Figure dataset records
┏━━
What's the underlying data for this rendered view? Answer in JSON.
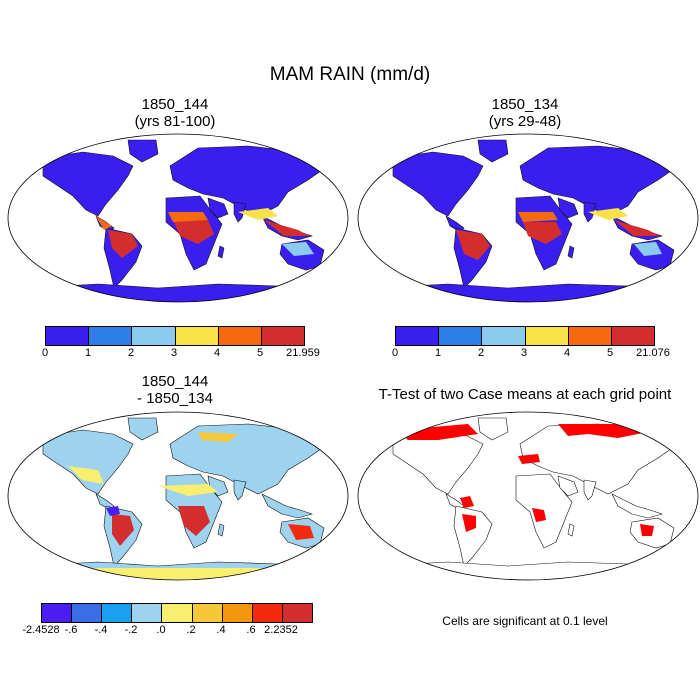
{
  "main_title": "MAM RAIN (mm/d)",
  "panels": {
    "p1": {
      "title_line1": "1850_144",
      "title_line2": "(yrs 81-100)"
    },
    "p2": {
      "title_line1": "1850_134",
      "title_line2": "(yrs 29-48)"
    },
    "p3": {
      "title_line1": "1850_144",
      "title_line2": "- 1850_134"
    },
    "p4": {
      "title_line1": "T-Test of two Case means at each grid point"
    }
  },
  "colorbars": {
    "rain1": {
      "colors": [
        "#3a1ef0",
        "#2f7de6",
        "#8ccbf0",
        "#f7e24a",
        "#f66a0e",
        "#d42d2d"
      ],
      "labels": [
        "0",
        "1",
        "2",
        "3",
        "4",
        "5",
        "21.959"
      ]
    },
    "rain2": {
      "colors": [
        "#3a1ef0",
        "#2f7de6",
        "#8ccbf0",
        "#f7e24a",
        "#f66a0e",
        "#d42d2d"
      ],
      "labels": [
        "0",
        "1",
        "2",
        "3",
        "4",
        "5",
        "21.076"
      ]
    },
    "diff": {
      "colors": [
        "#4a1ef0",
        "#3a6ee6",
        "#1aa0f0",
        "#9dd3ee",
        "#f8ef70",
        "#f5c83a",
        "#f5960f",
        "#f42a0e",
        "#d42d2d"
      ],
      "labels": [
        "-2.4528",
        "-.6",
        "-.4",
        "-.2",
        ".0",
        ".2",
        ".4",
        ".6",
        "2.2352"
      ]
    }
  },
  "significance_note": "Cells are significant at 0.1 level",
  "colors": {
    "land_wet": "#d42d2d",
    "land_dry": "#3a1ef0",
    "significant": "#ff0000"
  }
}
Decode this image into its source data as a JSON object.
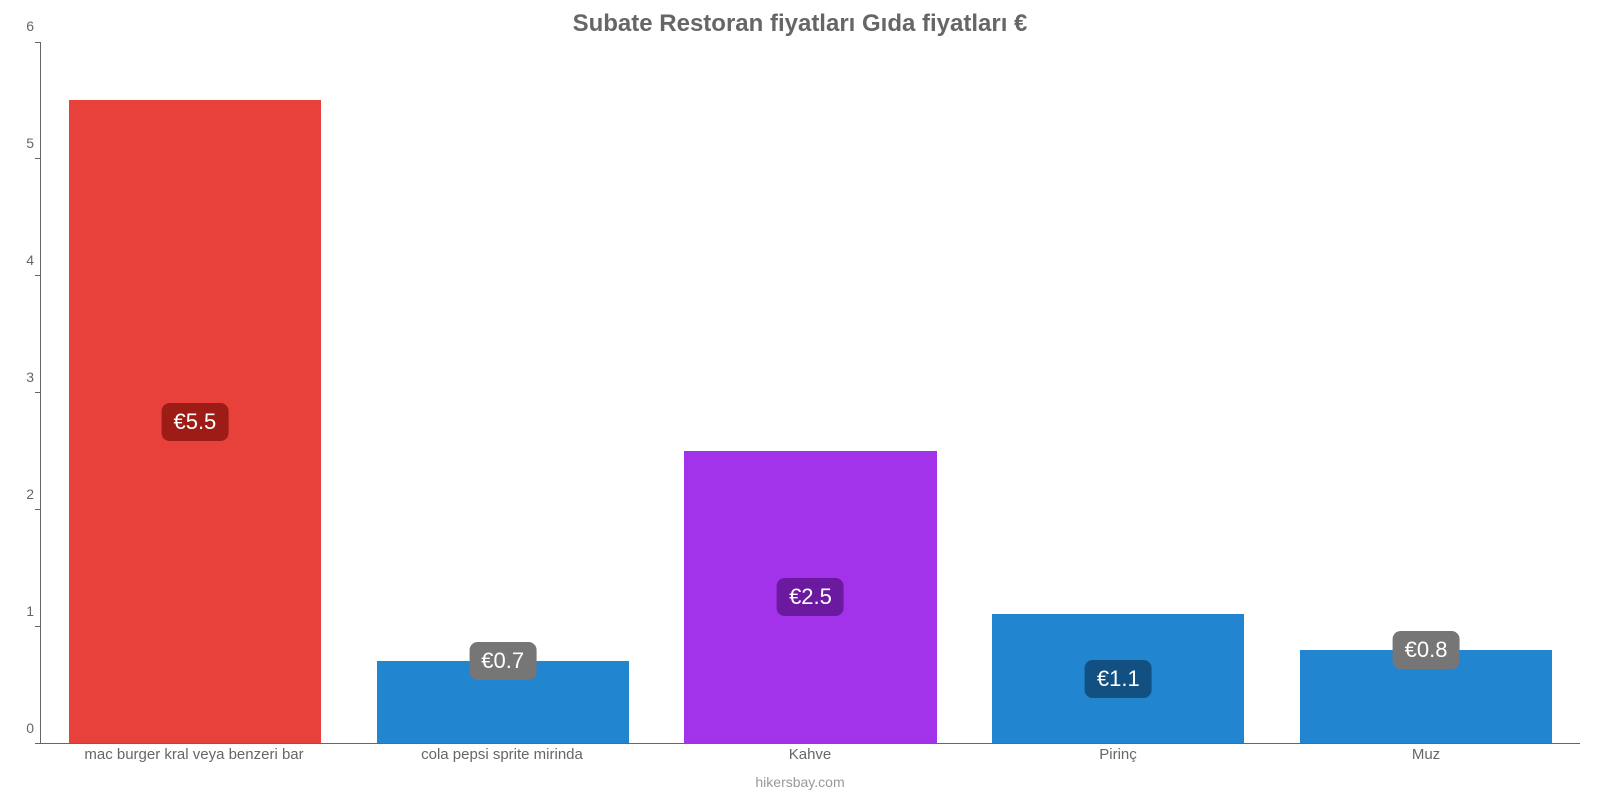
{
  "chart": {
    "type": "bar",
    "title": "Subate Restoran fiyatları Gıda fiyatları €",
    "title_color": "#666666",
    "title_fontsize": 24,
    "background_color": "#ffffff",
    "axis_color": "#666666",
    "label_color": "#666666",
    "label_fontsize": 15,
    "ylim_min": 0,
    "ylim_max": 6,
    "yticks": [
      0,
      1,
      2,
      3,
      4,
      5,
      6
    ],
    "bar_width_pct": 82,
    "value_prefix": "€",
    "value_label_fontsize": 22,
    "value_label_text_color": "#ffffff",
    "value_label_border_radius": 8,
    "footer": "hikersbay.com",
    "footer_color": "#999999",
    "categories": [
      "mac burger kral veya benzeri bar",
      "cola pepsi sprite mirinda",
      "Kahve",
      "Pirinç",
      "Muz"
    ],
    "values": [
      5.5,
      0.7,
      2.5,
      1.1,
      0.8
    ],
    "value_labels": [
      "€5.5",
      "€0.7",
      "€2.5",
      "€1.1",
      "€0.8"
    ],
    "bar_colors": [
      "#e8403a",
      "#2185d0",
      "#a333eb",
      "#2185d0",
      "#2185d0"
    ],
    "value_badge_colors": [
      "#9e1c16",
      "#115080",
      "#6b1aa0",
      "#115080",
      "#115080"
    ],
    "override_badge_color_when_short": "#767676",
    "short_threshold": 1.0
  }
}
┗━━
» **EXERCISE DETAILS**: Reproduce the material in full, word for word, and omit the pictures.

» **ANSWER TO THE PROBLEM**:
What's the underlying data for this rendered view? Answer in JSON.
{
  "main_title": "MAM RAIN (mm/d)",
  "panels": {
    "p1": {
      "title_line1": "1850_144",
      "title_line2": "(yrs 81-100)"
    },
    "p2": {
      "title_line1": "1850_134",
      "title_line2": "(yrs 29-48)"
    },
    "p3": {
      "title_line1": "1850_144",
      "title_line2": "- 1850_134"
    },
    "p4": {
      "title_line1": "T-Test of two Case means at each grid point"
    }
  },
  "colorbars": {
    "rain1": {
      "colors": [
        "#3a1ef0",
        "#2f7de6",
        "#8ccbf0",
        "#f7e24a",
        "#f66a0e",
        "#d42d2d"
      ],
      "labels": [
        "0",
        "1",
        "2",
        "3",
        "4",
        "5",
        "21.959"
      ]
    },
    "rain2": {
      "colors": [
        "#3a1ef0",
        "#2f7de6",
        "#8ccbf0",
        "#f7e24a",
        "#f66a0e",
        "#d42d2d"
      ],
      "labels": [
        "0",
        "1",
        "2",
        "3",
        "4",
        "5",
        "21.076"
      ]
    },
    "diff": {
      "colors": [
        "#4a1ef0",
        "#3a6ee6",
        "#1aa0f0",
        "#9dd3ee",
        "#f8ef70",
        "#f5c83a",
        "#f5960f",
        "#f42a0e",
        "#d42d2d"
      ],
      "labels": [
        "-2.4528",
        "-.6",
        "-.4",
        "-.2",
        ".0",
        ".2",
        ".4",
        ".6",
        "2.2352"
      ]
    }
  },
  "significance_note": "Cells are significant at 0.1 level",
  "colors": {
    "land_wet": "#d42d2d",
    "land_dry": "#3a1ef0",
    "significant": "#ff0000"
  }
}
Decode this image into its source data as a JSON object.
{
  "chart": {
    "type": "bar",
    "title": "Subate Restoran fiyatları Gıda fiyatları €",
    "title_color": "#666666",
    "title_fontsize": 24,
    "background_color": "#ffffff",
    "axis_color": "#666666",
    "label_color": "#666666",
    "label_fontsize": 15,
    "ylim_min": 0,
    "ylim_max": 6,
    "yticks": [
      0,
      1,
      2,
      3,
      4,
      5,
      6
    ],
    "bar_width_pct": 82,
    "value_prefix": "€",
    "value_label_fontsize": 22,
    "value_label_text_color": "#ffffff",
    "value_label_border_radius": 8,
    "footer": "hikersbay.com",
    "footer_color": "#999999",
    "categories": [
      "mac burger kral veya benzeri bar",
      "cola pepsi sprite mirinda",
      "Kahve",
      "Pirinç",
      "Muz"
    ],
    "values": [
      5.5,
      0.7,
      2.5,
      1.1,
      0.8
    ],
    "value_labels": [
      "€5.5",
      "€0.7",
      "€2.5",
      "€1.1",
      "€0.8"
    ],
    "bar_colors": [
      "#e8403a",
      "#2185d0",
      "#a333eb",
      "#2185d0",
      "#2185d0"
    ],
    "value_badge_colors": [
      "#9e1c16",
      "#115080",
      "#6b1aa0",
      "#115080",
      "#115080"
    ],
    "override_badge_color_when_short": "#767676",
    "short_threshold": 1.0
  }
}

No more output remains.